> **REQUIRED WORK**: Every line below that holds the string "screenshot" should be copied out.

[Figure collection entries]
───
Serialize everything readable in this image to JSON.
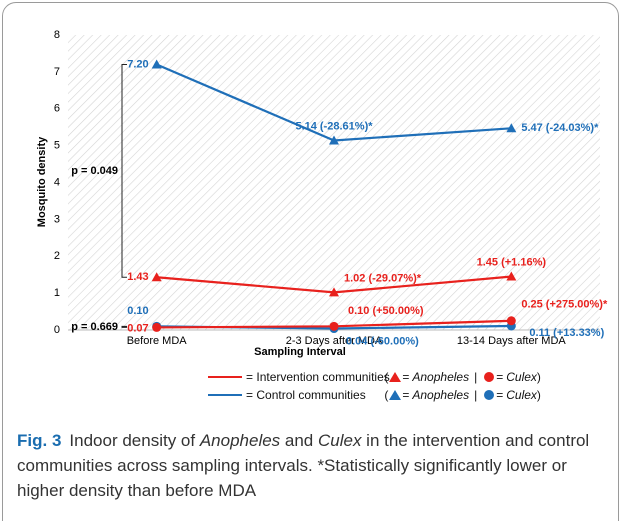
{
  "chart_data": {
    "type": "line",
    "x_label": "Sampling Interval",
    "y_label": "Mosquito density",
    "categories": [
      "Before MDA",
      "2-3 Days after MDA",
      "13-14 Days after MDA"
    ],
    "ylim": [
      0,
      8
    ],
    "yticks": [
      0,
      1,
      2,
      3,
      4,
      5,
      6,
      7,
      8
    ],
    "series": [
      {
        "color": "#1f6fb8",
        "marker": "triangle",
        "values": [
          7.2,
          5.14,
          5.47
        ],
        "value_labels": [
          "7.20",
          "5.14 (-28.61%)*",
          "5.47 (-24.03%)*"
        ]
      },
      {
        "color": "#e8211d",
        "marker": "triangle",
        "values": [
          1.43,
          1.02,
          1.45
        ],
        "value_labels": [
          "1.43",
          "1.02 (-29.07%)*",
          "1.45 (+1.16%)"
        ]
      },
      {
        "color": "#1f6fb8",
        "marker": "circle",
        "values": [
          0.1,
          0.04,
          0.11
        ],
        "value_labels": [
          "0.10",
          "0.04 (-60.00%)",
          "0.11 (+13.33%)"
        ]
      },
      {
        "color": "#e8211d",
        "marker": "circle",
        "values": [
          0.07,
          0.1,
          0.25
        ],
        "value_labels": [
          "0.07",
          "0.10 (+50.00%)",
          "0.25 (+275.00%)*"
        ]
      }
    ],
    "annotations": [
      "p = 0.049",
      "p = 0.669"
    ],
    "legend": {
      "eq": "=",
      "open": "(",
      "sep": "|",
      "close": ")",
      "groups": [
        {
          "name": "Intervention communities",
          "color": "#e8211d"
        },
        {
          "name": "Control communities",
          "color": "#1f6fb8"
        }
      ],
      "markers": [
        "Anopheles",
        "Culex"
      ]
    }
  },
  "caption": {
    "label": "Fig. 3",
    "parts": [
      {
        "text": "Indoor density of "
      },
      {
        "text": "Anopheles",
        "italic": true
      },
      {
        "text": " and "
      },
      {
        "text": "Culex",
        "italic": true
      },
      {
        "text": " in the intervention and control communities across sampling intervals. *Statistically significantly lower or higher density than before MDA"
      }
    ]
  }
}
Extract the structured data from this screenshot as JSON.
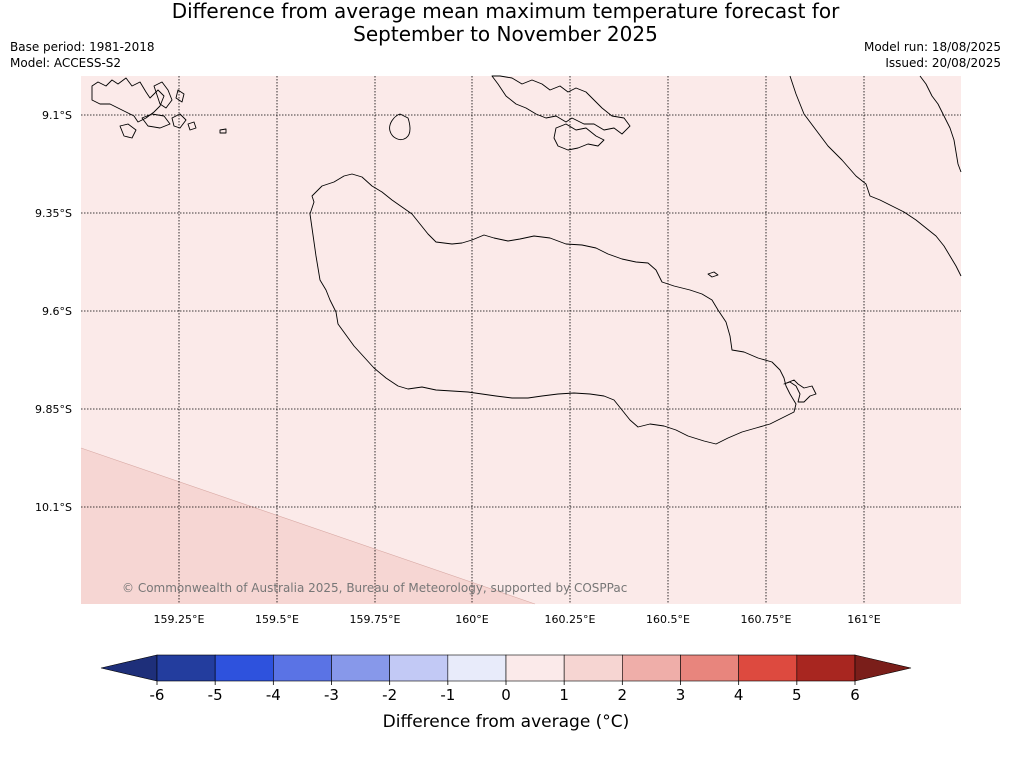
{
  "title_line1": "Difference from average mean maximum temperature forecast for",
  "title_line2": "September to November 2025",
  "base_period": "Base period: 1981-2018",
  "model": "Model: ACCESS-S2",
  "model_run": "Model run: 18/08/2025",
  "issued": "Issued: 20/08/2025",
  "map": {
    "lat_labels": [
      "9.1°S",
      "9.35°S",
      "9.6°S",
      "9.85°S",
      "10.1°S"
    ],
    "lon_labels": [
      "159.25°E",
      "159.5°E",
      "159.75°E",
      "160°E",
      "160.25°E",
      "160.5°E",
      "160.75°E",
      "161°E"
    ],
    "background_color": "#fbeae9",
    "southwest_region_color": "#f6d6d3",
    "copyright": "© Commonwealth of Australia 2025, Bureau of Meteorology, supported by COSPPac"
  },
  "colorbar": {
    "ticks": [
      "-6",
      "-5",
      "-4",
      "-3",
      "-2",
      "-1",
      "0",
      "1",
      "2",
      "3",
      "4",
      "5",
      "6"
    ],
    "colors": [
      "#233d9e",
      "#2e52dd",
      "#5a73e5",
      "#8798ea",
      "#c2c9f5",
      "#e8ebfa",
      "#fbeaea",
      "#f6d5d2",
      "#efaea9",
      "#e8857d",
      "#dd4a3f",
      "#a82620"
    ],
    "under_color": "#1e2f7a",
    "over_color": "#7a1e1a",
    "label": "Difference from average (°C)"
  }
}
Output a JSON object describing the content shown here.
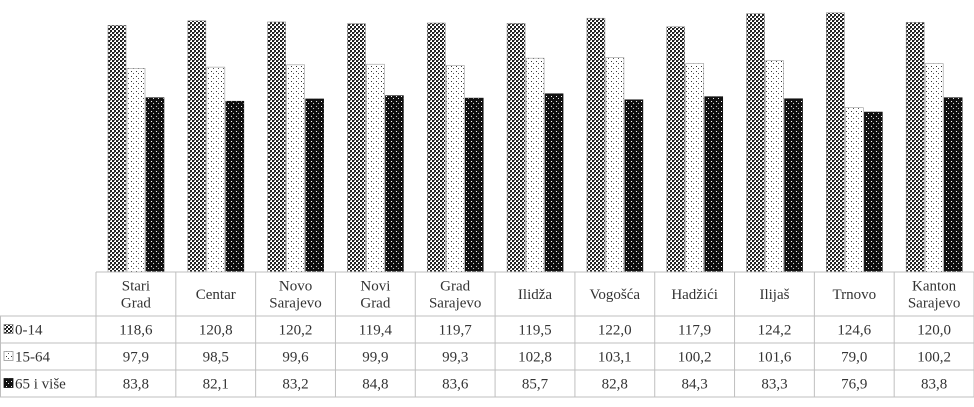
{
  "chart_data": {
    "type": "bar",
    "title": "",
    "xlabel": "",
    "ylabel": "",
    "ylim": [
      0,
      125
    ],
    "grid": false,
    "legend_placement": "data-table-left",
    "categories": [
      [
        "Stari",
        "Grad"
      ],
      [
        "Centar"
      ],
      [
        "Novo",
        "Sarajevo"
      ],
      [
        "Novi",
        "Grad"
      ],
      [
        "Grad",
        "Sarajevo"
      ],
      [
        "Ilidža"
      ],
      [
        "Vogošća"
      ],
      [
        "Hadžići"
      ],
      [
        "Ilijaš"
      ],
      [
        "Trnovo"
      ],
      [
        "Kanton",
        "Sarajevo"
      ]
    ],
    "series": [
      {
        "name": "0-14",
        "pattern": "dense-dots",
        "values": [
          118.6,
          120.8,
          120.2,
          119.4,
          119.7,
          119.5,
          122.0,
          117.9,
          124.2,
          124.6,
          120.0
        ],
        "labels": [
          "118,6",
          "120,8",
          "120,2",
          "119,4",
          "119,7",
          "119,5",
          "122,0",
          "117,9",
          "124,2",
          "124,6",
          "120,0"
        ]
      },
      {
        "name": "15-64",
        "pattern": "light-dots",
        "values": [
          97.9,
          98.5,
          99.6,
          99.9,
          99.3,
          102.8,
          103.1,
          100.2,
          101.6,
          79.0,
          100.2
        ],
        "labels": [
          "97,9",
          "98,5",
          "99,6",
          "99,9",
          "99,3",
          "102,8",
          "103,1",
          "100,2",
          "101,6",
          "79,0",
          "100,2"
        ]
      },
      {
        "name": "65 i više",
        "pattern": "dark-dots",
        "values": [
          83.8,
          82.1,
          83.2,
          84.8,
          83.6,
          85.7,
          82.8,
          84.3,
          83.3,
          76.9,
          83.8
        ],
        "labels": [
          "83,8",
          "82,1",
          "83,2",
          "84,8",
          "83,6",
          "85,7",
          "82,8",
          "84,3",
          "83,3",
          "76,9",
          "83,8"
        ]
      }
    ],
    "colors": {
      "border": "#bfbfbf",
      "text": "#333333",
      "dark": "#111111",
      "light": "#ffffff"
    }
  }
}
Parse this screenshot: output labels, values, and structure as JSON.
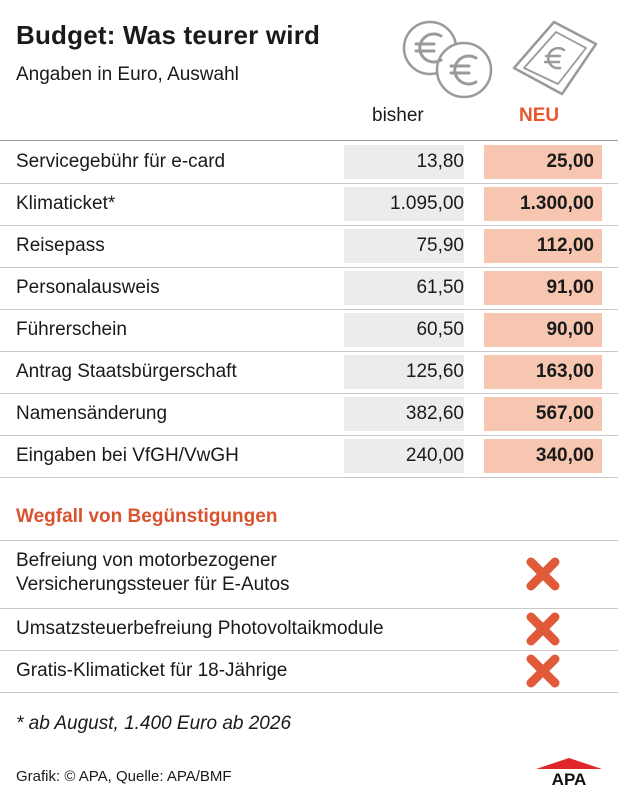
{
  "title": "Budget: Was teurer wird",
  "subtitle": "Angaben in Euro, Auswahl",
  "columns": {
    "old": "bisher",
    "new": "NEU"
  },
  "chart_data": {
    "type": "table",
    "columns": [
      "bisher",
      "NEU"
    ],
    "rows": [
      {
        "label": "Servicegebühr für e-card",
        "old": "13,80",
        "new": "25,00"
      },
      {
        "label": "Klimaticket*",
        "old": "1.095,00",
        "new": "1.300,00"
      },
      {
        "label": "Reisepass",
        "old": "75,90",
        "new": "112,00"
      },
      {
        "label": "Personalausweis",
        "old": "61,50",
        "new": "91,00"
      },
      {
        "label": "Führerschein",
        "old": "60,50",
        "new": "90,00"
      },
      {
        "label": "Antrag Staatsbürgerschaft",
        "old": "125,60",
        "new": "163,00"
      },
      {
        "label": "Namensänderung",
        "old": "382,60",
        "new": "567,00"
      },
      {
        "label": "Eingaben bei VfGH/VwGH",
        "old": "240,00",
        "new": "340,00"
      }
    ]
  },
  "wegfall": {
    "title": "Wegfall von Begünstigungen",
    "items": [
      {
        "line1": "Befreiung von motorbezogener",
        "line2": "Versicherungssteuer für E-Autos"
      },
      {
        "line1": "Umsatzsteuerbefreiung Photovoltaikmodule",
        "line2": ""
      },
      {
        "line1": "Gratis-Klimaticket für 18-Jährige",
        "line2": ""
      }
    ]
  },
  "footnote": "* ab August, 1.400 Euro ab 2026",
  "source": "Grafik: © APA, Quelle: APA/BMF",
  "logo": "APA",
  "colors": {
    "accent": "#e8562e",
    "new_cell": "#f7c6b1",
    "old_cell": "#ececec",
    "cross": "#e05a3a"
  }
}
───
> **THE SOLUTION**:
Extract the structured data from this screenshot as JSON.
Parse this screenshot: output labels, values, and structure as JSON.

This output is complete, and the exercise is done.